§ Excerpt:

* begin *

The point of focusing on sustainability is to balance human interests with a long term view of life on earth. Depleting resources as though they will be always available plainly is no way to plan for a safe and pleasant future. But it seems to me something is missing in the way we approach sustainability. Every time I see any efforts aimed at rebalancing resource usage with a long term view of the Earth’s capacity to support us, what do I see? I see solutions that cost a lot, and people saying that the costs are the price we have to pay for the mistakes that have been made, and for a viable future. And so I also see a lot of procrastination, delays, and reluctance to commit to sustainable policies and practices.

Why? Because, first, there are a great many people who cannot afford to live in the world as it is, right now, simply bearing their existing day-to-day costs. Even in the richest countries, huge proportions of people live hand to mouth, or very nearly so. Second, it’s hard to detect and punish freeloaders. Many people, companies, and governments are willing to hold off committing to sustainability in the hope that some technological fix will come along and spare them avoidable costs.

So, my question is, and I do not say this at all in jest or with any sense of irony or sarcasm: how do we make sustainability fun and profitable? How can we make sustainability economically self-sustaining? How can we make sustainability into a growth industry?

My answer to those questions is, by improving the quality of information on sustainability impacts. What does that mean? Why should that have anything to do with making sustainability fun and profitable? What improving the quality of information on sustainability impacts means is measuring it well, using methods and models that have been used in research and practice for more than 90 years. What we need is a Human, Social, and Natural Capital Metric System. or an International System of Units for Human, Social, and Natural Capital.

* end *

§ Complete the following:
• A. Rewrite the sustainability excerpt between "My answer to" and "and Natural Capital.", inclusive, changing "sustainability impacts" to "environmental impacts".
• B. Answer these from the sustainability excerpt:
(i) According to the excerpt, how do huge proportions of people live even in the richest countries?
(ii) What do many people, companies, and governments hope will come along?
(iii) For how many years have the measurement methods and models been used in research and practice?

§ Data provided:

* begin *

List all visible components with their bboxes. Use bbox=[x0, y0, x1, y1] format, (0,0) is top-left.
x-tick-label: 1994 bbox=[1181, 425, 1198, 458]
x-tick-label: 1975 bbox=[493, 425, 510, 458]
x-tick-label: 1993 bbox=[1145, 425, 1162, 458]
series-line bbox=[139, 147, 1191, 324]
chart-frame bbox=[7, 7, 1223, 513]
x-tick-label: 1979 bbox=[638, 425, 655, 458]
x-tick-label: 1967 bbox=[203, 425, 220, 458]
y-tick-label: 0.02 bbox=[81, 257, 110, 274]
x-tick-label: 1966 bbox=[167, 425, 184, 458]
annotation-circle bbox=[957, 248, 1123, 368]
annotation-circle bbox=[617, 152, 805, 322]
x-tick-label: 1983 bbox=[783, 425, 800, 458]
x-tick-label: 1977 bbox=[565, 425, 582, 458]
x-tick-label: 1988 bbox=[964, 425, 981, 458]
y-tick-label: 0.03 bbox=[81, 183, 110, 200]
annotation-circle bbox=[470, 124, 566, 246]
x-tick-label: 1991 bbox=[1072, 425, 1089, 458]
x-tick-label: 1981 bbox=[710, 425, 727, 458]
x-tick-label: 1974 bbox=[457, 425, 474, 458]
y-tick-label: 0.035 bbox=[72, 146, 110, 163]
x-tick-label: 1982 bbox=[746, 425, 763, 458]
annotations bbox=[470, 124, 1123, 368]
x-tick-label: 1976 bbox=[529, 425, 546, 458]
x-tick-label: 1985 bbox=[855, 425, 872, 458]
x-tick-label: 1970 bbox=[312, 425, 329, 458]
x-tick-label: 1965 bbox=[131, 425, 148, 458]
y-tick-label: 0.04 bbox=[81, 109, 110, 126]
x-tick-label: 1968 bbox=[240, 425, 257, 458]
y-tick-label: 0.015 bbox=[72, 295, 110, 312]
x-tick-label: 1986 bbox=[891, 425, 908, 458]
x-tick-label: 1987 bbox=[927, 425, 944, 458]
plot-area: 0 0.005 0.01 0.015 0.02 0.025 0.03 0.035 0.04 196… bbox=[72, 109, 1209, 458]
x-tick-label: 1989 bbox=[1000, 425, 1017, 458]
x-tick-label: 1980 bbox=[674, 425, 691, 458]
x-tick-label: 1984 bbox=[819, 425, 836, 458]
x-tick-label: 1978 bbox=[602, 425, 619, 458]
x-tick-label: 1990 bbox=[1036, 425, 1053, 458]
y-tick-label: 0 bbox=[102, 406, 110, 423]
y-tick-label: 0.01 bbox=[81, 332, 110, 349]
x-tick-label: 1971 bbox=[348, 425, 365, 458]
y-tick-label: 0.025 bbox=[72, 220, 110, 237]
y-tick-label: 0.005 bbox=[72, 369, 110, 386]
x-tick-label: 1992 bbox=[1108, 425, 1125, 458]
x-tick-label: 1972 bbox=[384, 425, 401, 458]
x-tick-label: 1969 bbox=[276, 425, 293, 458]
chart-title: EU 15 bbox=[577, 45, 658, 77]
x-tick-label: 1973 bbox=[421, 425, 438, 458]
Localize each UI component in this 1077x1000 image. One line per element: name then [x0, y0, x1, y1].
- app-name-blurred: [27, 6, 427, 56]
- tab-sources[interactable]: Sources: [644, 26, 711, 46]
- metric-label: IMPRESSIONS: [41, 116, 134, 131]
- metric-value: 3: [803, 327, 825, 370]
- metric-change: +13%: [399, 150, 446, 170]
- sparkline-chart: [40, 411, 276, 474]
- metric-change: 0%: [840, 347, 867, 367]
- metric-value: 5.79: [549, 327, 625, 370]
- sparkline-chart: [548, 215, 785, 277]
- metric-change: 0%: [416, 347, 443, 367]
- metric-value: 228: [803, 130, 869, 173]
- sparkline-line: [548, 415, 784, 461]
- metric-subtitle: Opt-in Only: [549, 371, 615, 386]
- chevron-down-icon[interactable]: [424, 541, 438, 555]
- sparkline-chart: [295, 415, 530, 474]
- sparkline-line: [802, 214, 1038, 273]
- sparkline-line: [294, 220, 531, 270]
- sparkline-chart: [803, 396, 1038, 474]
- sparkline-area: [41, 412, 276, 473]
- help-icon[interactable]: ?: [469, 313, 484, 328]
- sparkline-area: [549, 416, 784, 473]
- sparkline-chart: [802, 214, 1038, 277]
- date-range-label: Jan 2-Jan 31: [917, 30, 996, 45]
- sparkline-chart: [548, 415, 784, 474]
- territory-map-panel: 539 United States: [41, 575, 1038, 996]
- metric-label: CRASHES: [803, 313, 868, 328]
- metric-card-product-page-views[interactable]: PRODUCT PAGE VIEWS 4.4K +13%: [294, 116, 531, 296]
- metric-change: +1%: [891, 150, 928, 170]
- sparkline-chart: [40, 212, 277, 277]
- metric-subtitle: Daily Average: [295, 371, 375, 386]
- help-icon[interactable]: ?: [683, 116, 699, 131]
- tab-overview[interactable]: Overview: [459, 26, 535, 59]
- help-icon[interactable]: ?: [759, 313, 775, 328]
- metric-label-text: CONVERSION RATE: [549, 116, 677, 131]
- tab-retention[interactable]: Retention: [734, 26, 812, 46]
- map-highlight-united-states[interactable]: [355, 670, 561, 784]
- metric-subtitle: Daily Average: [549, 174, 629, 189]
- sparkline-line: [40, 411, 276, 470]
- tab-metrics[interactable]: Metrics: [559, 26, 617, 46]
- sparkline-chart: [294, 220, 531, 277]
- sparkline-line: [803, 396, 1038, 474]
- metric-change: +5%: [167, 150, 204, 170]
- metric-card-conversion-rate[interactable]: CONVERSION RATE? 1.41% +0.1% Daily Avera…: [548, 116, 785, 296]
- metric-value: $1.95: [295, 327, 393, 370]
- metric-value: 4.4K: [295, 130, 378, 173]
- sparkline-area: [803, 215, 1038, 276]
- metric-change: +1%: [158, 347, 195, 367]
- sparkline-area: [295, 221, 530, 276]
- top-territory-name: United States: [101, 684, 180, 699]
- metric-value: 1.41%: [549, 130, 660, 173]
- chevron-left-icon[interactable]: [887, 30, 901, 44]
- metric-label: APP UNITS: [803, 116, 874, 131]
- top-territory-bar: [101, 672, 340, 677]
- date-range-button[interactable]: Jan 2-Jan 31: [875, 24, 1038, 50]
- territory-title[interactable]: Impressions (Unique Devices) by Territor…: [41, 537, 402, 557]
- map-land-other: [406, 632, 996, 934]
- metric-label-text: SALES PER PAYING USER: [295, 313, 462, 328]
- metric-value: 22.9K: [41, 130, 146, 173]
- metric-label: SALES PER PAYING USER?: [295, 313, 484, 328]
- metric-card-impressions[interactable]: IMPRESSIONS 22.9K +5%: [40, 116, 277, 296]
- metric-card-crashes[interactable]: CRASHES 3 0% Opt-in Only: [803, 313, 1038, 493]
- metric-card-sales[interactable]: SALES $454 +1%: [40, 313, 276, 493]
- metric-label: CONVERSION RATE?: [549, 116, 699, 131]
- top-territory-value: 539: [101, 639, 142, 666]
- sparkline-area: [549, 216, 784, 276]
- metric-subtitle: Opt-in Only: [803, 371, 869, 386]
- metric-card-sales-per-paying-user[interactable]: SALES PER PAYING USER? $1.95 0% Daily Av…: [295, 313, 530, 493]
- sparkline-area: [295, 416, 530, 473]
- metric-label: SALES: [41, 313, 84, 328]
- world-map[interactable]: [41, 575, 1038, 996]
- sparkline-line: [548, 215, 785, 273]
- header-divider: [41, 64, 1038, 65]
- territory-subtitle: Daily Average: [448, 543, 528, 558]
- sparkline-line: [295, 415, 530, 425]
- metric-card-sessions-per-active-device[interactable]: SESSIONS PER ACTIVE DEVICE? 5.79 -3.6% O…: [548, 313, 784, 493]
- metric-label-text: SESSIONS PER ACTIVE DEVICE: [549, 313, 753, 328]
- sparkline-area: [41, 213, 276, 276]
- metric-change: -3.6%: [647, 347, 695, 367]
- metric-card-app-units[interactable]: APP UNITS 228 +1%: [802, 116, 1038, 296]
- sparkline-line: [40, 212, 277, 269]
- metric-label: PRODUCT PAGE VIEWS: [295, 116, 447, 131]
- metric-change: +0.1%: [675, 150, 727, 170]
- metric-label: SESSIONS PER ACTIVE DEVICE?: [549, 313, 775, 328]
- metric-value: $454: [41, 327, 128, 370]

* end *

§ Task-by-task solutions:
• A.
My answer to those questions is, by improving the quality of information on environmental impacts. What does that mean? Why should that have anything to do with making sustainability fun and profitable? What improving the quality of information on environmental impacts means is measuring it well, using methods and models that have been used in research and practice for more than 90 years. What we need is a Human, Social, and Natural Capital Metric System. or an International System of Units for Human, Social, and Natural Capital.

• B.
(i) Hand to mouth, or very nearly so.
(ii) Some technological fix that will spare them avoidable costs.
(iii) More than 90 years.